:: EXTRACTED DATA ::
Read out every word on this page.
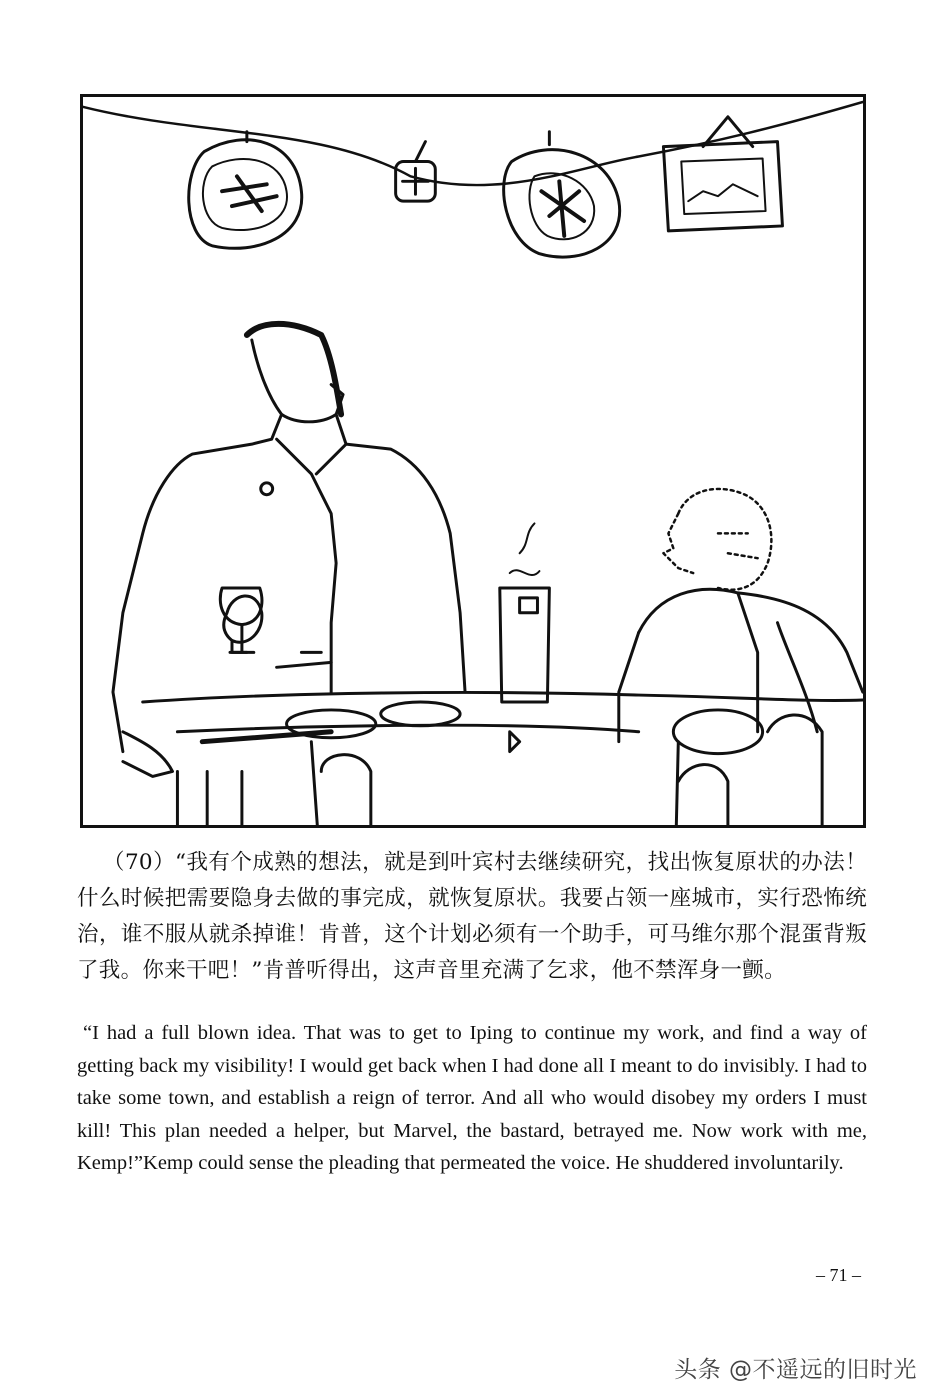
（70）“我有个成熟的想法，就是到叶宾村去继续研究，找出恢复原状的办法！什么时候把需要隐身去做的事完成，就恢复原状。我要占领一座城市，实行恐怖统治，谁不服从就杀掉谁！肯普，这个计划必须有一个助手，可马维尔那个混蛋背叛了我。你来干吧！”肯普听得出，这声音里充满了乞求，他不禁浑身一颤。
“I had a full blown idea. That was to get to Iping to continue my work, and find a way of getting back my visibility! I would get back when I had done all I meant to do invisibly. I had to take some town, and establish a reign of terror. And all who would disobey my orders I must kill! This plan needed a helper, but Marvel, the bastard, betrayed me. Now work with me, Kemp!”Kemp could sense the pleading that permeated the voice. He shuddered involuntarily.
– 71 –
头条 @不遥远的旧时光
:::
• WHAT IS REQUIRED: Transcribe the records above verbatim. Do not carry over any picture.

• COMPLETE ANSWER:
Read out every word on this page.
（70）“我有个成熟的想法，就是到叶宾村去继续研究，找出恢复原状的办法！什么时候把需要隐身去做的事完成，就恢复原状。我要占领一座城市，实行恐怖统治，谁不服从就杀掉谁！肯普，这个计划必须有一个助手，可马维尔那个混蛋背叛了我。你来干吧！”肯普听得出，这声音里充满了乞求，他不禁浑身一颤。
“I had a full blown idea. That was to get to Iping to continue my work, and find a way of getting back my visibility! I would get back when I had done all I meant to do invisibly. I had to take some town, and establish a reign of terror. And all who would disobey my orders I must kill! This plan needed a helper, but Marvel, the bastard, betrayed me. Now work with me, Kemp!”Kemp could sense the pleading that permeated the voice. He shuddered involuntarily.
– 71 –
头条 @不遥远的旧时光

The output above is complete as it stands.